> _Task statement_
Go through the data below. List every line that holds the word "text".

------ Information supplied ------

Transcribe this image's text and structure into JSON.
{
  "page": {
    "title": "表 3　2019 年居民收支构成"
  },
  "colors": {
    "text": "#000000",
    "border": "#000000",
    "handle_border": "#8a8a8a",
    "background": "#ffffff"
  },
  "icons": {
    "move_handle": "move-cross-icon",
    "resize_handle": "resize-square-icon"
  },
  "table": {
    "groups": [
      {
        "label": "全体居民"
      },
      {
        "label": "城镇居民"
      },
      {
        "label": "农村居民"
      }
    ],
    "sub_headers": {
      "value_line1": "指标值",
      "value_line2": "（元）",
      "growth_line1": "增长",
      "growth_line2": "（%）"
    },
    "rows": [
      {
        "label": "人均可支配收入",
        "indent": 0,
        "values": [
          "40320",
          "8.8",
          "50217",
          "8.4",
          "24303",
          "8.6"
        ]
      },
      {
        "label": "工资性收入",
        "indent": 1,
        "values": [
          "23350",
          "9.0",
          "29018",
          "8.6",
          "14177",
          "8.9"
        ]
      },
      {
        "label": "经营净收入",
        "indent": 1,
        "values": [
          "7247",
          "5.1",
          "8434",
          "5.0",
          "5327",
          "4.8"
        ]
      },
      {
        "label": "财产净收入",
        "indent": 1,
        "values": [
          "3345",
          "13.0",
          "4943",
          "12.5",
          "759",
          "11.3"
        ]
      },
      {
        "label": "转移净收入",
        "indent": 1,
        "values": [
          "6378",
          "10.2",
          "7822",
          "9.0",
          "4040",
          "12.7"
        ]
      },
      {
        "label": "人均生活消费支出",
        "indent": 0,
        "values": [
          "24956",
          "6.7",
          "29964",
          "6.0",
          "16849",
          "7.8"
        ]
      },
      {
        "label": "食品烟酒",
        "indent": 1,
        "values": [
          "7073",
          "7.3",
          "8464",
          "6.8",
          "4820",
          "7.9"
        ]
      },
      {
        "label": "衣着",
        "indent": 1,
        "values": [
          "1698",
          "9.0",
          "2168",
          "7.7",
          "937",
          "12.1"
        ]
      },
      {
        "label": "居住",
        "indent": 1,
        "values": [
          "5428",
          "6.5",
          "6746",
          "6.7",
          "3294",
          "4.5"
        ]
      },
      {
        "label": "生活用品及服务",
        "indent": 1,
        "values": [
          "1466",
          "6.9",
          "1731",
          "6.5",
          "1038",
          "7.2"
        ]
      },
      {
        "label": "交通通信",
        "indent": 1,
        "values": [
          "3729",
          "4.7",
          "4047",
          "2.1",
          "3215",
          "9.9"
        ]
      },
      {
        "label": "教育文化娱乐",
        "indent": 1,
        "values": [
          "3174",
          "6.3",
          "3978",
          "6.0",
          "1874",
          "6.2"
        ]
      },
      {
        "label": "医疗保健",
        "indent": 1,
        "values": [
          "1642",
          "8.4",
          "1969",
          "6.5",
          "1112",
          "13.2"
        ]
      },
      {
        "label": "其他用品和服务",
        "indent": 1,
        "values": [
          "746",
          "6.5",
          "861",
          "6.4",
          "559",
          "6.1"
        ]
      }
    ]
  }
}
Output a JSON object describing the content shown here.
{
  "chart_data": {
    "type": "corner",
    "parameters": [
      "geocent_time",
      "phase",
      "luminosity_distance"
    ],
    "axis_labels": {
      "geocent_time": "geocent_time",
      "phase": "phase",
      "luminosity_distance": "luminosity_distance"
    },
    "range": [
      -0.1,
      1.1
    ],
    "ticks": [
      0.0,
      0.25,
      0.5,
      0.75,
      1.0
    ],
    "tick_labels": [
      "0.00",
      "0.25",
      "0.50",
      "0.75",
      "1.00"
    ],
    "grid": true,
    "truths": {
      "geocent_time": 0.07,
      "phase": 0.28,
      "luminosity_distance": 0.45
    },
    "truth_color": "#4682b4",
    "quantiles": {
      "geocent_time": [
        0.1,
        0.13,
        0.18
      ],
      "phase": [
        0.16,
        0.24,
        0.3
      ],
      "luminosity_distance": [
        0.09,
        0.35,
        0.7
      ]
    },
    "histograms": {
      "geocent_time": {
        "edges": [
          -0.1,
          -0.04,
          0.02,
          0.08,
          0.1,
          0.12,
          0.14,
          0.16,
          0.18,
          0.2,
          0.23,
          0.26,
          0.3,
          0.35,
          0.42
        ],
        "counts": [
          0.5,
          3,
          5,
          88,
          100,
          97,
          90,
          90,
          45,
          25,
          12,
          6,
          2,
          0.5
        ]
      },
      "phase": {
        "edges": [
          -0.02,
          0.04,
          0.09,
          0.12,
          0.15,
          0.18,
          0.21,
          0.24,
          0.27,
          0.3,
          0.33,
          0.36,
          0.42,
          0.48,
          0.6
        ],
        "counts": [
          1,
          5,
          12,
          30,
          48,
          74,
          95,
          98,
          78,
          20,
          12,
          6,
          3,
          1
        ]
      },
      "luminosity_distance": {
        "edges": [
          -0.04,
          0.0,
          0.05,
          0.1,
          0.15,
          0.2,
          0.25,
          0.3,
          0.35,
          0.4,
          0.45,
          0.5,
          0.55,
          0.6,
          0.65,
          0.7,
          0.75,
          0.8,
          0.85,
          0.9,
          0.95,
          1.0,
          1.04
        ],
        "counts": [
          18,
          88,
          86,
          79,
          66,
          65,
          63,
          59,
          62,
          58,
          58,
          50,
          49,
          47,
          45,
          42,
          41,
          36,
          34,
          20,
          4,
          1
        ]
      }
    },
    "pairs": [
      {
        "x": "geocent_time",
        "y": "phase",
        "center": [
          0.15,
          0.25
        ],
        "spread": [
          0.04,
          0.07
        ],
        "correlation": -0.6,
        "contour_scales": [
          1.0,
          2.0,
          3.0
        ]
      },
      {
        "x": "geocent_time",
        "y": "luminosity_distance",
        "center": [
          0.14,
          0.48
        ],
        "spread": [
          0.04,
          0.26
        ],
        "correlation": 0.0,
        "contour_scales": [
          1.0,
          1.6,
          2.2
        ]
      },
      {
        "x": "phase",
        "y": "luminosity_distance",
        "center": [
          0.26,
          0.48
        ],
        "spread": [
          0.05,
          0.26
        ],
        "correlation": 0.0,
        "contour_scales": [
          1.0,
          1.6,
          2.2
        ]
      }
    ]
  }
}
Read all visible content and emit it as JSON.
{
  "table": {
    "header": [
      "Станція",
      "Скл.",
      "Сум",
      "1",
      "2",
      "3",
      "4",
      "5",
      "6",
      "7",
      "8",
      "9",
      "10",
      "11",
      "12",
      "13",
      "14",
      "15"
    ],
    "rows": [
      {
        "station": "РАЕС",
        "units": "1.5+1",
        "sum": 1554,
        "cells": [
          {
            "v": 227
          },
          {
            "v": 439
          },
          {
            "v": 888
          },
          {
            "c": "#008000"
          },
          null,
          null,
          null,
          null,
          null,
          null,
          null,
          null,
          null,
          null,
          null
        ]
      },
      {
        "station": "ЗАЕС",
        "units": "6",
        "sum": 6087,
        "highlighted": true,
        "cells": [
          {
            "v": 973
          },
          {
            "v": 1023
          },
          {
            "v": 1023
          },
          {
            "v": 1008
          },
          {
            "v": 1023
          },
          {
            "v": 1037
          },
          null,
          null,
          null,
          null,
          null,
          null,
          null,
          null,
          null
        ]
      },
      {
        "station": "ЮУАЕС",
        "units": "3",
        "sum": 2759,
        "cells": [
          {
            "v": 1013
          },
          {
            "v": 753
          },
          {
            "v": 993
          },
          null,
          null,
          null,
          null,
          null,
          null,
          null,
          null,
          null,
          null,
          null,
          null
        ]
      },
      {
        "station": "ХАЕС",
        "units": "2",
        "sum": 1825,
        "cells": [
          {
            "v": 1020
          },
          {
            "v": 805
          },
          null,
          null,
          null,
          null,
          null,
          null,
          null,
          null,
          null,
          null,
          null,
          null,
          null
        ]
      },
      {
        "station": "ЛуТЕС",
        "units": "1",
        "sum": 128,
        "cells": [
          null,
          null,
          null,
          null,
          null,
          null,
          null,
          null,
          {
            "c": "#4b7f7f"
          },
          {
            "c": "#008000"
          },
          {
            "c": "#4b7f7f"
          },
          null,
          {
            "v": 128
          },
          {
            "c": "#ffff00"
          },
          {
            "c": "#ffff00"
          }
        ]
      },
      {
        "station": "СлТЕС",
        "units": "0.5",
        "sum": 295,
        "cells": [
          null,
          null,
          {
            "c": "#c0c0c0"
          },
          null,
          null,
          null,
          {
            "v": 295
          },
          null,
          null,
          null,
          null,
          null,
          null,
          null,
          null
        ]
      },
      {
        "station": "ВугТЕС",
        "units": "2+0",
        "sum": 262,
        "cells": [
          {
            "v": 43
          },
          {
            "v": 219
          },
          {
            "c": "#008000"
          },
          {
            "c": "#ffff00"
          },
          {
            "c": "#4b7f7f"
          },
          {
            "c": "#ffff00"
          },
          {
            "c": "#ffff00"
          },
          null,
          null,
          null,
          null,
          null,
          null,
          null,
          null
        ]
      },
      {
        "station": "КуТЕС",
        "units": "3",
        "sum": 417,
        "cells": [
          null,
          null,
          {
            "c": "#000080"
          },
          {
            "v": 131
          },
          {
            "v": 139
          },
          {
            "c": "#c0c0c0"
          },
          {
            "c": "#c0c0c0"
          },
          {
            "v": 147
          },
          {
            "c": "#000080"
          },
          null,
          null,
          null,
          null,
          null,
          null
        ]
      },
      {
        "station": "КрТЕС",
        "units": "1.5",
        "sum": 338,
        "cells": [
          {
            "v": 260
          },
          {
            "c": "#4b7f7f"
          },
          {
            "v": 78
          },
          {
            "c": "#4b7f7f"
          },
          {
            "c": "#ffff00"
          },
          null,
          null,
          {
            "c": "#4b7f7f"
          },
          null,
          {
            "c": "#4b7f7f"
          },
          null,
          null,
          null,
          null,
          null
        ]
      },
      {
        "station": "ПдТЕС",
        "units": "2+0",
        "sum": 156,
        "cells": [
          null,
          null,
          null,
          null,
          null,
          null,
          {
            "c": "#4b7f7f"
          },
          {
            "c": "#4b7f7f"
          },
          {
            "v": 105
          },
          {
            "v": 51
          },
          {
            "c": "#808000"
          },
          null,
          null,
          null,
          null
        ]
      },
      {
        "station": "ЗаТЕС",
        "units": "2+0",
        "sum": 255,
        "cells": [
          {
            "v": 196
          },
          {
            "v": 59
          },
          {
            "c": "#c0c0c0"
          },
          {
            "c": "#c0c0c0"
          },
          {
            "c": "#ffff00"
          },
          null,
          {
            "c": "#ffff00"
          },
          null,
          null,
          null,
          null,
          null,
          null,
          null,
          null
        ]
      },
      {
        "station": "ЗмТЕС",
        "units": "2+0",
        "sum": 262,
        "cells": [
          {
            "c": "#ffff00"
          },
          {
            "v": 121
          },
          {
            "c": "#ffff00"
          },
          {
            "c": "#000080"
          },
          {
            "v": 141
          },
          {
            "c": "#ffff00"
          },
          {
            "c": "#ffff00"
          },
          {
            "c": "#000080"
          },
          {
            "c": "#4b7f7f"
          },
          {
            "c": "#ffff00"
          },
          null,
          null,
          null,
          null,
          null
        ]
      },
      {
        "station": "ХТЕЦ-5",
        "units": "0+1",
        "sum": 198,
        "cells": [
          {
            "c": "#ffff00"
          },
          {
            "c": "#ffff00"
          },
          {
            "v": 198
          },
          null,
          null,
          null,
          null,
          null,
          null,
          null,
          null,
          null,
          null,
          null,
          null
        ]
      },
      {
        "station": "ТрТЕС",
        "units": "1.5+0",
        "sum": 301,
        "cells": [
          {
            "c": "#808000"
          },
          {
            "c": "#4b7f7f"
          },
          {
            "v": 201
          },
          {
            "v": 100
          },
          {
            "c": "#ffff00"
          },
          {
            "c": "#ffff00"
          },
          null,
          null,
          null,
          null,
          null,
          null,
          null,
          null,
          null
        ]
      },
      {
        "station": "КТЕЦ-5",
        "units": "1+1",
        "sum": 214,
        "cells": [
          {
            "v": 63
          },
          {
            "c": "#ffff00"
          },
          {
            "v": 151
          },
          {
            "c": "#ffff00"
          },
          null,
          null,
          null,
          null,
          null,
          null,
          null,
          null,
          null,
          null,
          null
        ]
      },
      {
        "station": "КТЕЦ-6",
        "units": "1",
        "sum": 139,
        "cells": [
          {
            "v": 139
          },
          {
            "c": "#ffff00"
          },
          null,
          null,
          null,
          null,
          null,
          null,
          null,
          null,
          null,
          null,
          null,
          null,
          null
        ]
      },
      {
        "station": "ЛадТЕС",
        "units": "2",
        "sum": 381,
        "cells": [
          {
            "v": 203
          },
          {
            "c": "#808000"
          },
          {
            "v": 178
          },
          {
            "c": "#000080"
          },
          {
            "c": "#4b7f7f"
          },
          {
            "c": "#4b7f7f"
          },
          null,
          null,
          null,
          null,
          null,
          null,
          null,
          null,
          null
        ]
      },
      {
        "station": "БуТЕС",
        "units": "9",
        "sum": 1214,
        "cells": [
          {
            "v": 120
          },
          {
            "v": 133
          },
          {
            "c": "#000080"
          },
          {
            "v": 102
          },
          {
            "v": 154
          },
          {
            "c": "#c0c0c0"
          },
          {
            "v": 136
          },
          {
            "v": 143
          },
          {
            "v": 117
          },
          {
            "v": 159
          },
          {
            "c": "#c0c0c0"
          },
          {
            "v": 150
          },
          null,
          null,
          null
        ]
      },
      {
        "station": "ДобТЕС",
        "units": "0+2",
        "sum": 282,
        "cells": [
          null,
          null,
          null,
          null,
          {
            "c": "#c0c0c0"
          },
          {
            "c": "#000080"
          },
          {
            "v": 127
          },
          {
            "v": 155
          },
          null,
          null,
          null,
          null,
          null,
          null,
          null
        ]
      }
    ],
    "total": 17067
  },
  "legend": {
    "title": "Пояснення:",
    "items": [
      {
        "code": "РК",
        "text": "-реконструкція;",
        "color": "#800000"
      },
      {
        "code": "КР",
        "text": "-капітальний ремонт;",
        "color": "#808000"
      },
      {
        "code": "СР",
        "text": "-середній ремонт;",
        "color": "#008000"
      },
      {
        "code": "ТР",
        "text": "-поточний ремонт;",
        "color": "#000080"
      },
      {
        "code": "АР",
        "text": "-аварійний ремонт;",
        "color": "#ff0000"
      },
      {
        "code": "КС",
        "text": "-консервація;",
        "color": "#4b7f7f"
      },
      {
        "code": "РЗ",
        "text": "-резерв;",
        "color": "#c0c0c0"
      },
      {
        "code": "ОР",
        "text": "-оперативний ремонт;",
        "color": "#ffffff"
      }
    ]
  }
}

------

> _In response_
Transcribe this image's text and structure into JSON.
    "text": "#000000",
        "text": "-реконструкція;",
        "text": "-капітальний ремонт;",
        "text": "-середній ремонт;",
        "text": "-поточний ремонт;",
        "text": "-аварійний ремонт;",
        "text": "-консервація;",
        "text": "-резерв;",
        "text": "-оперативний ремонт;",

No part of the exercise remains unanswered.